(PROBLEM DETAILS)
Return all lines below containing the word "Wójta".

(DATASET EXTRACT)

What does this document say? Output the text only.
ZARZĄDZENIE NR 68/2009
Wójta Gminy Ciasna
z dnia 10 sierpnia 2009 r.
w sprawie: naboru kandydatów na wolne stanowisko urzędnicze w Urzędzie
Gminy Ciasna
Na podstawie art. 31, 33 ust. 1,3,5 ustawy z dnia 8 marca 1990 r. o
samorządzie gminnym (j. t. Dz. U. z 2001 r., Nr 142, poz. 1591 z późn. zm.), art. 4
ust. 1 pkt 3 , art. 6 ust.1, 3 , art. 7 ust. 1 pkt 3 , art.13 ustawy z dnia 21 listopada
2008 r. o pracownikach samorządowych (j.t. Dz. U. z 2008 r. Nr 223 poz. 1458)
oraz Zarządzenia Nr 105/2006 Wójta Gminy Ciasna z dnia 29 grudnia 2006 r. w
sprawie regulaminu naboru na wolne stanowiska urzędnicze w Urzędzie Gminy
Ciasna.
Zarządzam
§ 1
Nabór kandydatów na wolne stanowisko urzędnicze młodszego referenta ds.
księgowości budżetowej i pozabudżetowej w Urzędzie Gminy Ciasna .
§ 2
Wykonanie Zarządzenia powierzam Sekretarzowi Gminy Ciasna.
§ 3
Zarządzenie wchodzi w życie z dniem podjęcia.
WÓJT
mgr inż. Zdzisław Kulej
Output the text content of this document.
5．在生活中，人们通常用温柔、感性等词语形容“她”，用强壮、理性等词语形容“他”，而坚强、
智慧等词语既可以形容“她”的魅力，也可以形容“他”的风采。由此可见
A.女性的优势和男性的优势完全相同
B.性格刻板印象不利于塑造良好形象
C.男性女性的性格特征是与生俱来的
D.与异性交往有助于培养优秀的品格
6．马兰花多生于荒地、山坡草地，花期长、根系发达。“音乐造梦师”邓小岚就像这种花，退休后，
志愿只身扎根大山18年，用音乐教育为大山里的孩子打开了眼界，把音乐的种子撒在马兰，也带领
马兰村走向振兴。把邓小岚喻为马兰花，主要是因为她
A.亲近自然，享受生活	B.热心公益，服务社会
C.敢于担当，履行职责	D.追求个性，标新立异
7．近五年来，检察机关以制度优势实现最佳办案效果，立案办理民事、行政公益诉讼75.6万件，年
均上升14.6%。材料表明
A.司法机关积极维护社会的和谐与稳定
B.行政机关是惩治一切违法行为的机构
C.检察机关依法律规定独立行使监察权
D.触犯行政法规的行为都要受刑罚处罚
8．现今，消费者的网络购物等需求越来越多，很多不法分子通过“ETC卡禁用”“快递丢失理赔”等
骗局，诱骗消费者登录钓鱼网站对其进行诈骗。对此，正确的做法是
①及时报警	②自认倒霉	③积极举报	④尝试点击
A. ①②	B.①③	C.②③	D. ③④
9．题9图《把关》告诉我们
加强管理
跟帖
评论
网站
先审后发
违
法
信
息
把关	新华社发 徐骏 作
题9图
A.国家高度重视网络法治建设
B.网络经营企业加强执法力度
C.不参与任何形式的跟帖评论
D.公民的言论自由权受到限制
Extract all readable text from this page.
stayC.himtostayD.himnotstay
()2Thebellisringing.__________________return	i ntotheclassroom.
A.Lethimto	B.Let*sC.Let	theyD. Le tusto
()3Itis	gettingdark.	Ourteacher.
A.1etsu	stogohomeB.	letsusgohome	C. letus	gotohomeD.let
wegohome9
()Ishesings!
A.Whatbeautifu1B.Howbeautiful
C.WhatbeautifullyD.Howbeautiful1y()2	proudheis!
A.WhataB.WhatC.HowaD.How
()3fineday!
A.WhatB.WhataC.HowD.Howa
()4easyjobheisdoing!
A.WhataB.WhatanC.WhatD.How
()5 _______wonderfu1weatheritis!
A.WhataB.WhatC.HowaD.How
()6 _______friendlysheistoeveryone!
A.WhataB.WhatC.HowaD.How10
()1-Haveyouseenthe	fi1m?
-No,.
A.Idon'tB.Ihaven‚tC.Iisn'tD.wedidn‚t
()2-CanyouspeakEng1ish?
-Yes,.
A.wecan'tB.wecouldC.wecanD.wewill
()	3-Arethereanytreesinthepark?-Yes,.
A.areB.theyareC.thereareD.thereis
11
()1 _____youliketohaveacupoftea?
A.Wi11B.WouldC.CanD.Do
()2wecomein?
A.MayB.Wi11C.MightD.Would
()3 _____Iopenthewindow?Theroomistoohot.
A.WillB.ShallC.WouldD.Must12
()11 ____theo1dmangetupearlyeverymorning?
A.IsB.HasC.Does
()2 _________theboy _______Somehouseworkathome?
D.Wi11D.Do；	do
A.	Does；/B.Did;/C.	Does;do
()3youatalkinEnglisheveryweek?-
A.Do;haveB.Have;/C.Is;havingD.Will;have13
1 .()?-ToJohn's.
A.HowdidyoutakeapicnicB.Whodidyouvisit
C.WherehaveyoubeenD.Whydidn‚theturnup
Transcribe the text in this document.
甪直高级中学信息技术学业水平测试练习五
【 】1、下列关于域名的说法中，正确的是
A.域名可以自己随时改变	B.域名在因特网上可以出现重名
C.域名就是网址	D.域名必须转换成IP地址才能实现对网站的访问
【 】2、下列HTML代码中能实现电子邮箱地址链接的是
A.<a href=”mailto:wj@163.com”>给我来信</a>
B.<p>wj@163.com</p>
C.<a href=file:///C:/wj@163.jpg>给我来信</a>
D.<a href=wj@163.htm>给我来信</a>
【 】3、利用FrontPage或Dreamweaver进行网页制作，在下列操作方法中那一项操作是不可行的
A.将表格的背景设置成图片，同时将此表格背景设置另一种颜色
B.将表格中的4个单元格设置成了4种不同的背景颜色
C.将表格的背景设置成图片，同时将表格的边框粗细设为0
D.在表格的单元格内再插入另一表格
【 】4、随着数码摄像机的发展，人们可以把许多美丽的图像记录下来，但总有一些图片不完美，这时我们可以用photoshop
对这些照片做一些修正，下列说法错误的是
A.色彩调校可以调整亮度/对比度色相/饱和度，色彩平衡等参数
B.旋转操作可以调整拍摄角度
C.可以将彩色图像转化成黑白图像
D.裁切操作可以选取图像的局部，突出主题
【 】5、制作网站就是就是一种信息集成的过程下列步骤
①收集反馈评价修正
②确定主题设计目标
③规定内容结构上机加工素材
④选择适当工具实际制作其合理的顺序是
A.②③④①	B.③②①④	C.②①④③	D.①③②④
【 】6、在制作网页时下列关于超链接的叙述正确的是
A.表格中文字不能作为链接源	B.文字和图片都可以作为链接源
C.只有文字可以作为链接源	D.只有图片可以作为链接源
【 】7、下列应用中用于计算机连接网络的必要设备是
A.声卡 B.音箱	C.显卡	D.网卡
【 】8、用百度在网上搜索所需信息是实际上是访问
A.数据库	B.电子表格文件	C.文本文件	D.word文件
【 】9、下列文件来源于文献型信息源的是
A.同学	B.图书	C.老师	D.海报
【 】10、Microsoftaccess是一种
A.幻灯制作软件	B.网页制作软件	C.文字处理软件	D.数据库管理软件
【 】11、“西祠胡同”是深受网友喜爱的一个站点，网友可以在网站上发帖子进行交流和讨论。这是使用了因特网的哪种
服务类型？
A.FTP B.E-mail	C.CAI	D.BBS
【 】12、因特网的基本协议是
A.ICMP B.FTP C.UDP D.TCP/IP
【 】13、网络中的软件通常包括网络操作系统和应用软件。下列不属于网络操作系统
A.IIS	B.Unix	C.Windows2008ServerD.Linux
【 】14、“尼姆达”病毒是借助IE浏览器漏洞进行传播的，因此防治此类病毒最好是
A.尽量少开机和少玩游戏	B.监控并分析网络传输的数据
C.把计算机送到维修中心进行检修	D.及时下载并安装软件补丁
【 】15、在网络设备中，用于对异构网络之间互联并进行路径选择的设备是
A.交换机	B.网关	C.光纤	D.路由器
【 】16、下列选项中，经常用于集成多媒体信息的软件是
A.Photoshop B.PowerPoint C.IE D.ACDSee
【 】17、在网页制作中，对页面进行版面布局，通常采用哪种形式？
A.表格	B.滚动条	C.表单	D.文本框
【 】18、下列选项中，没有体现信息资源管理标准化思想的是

(RESPONSE)
Wójta Gminy Ciasna
oraz Zarządzenia Nr 105/2006 Wójta Gminy Ciasna z dnia 29 grudnia 2006 r. w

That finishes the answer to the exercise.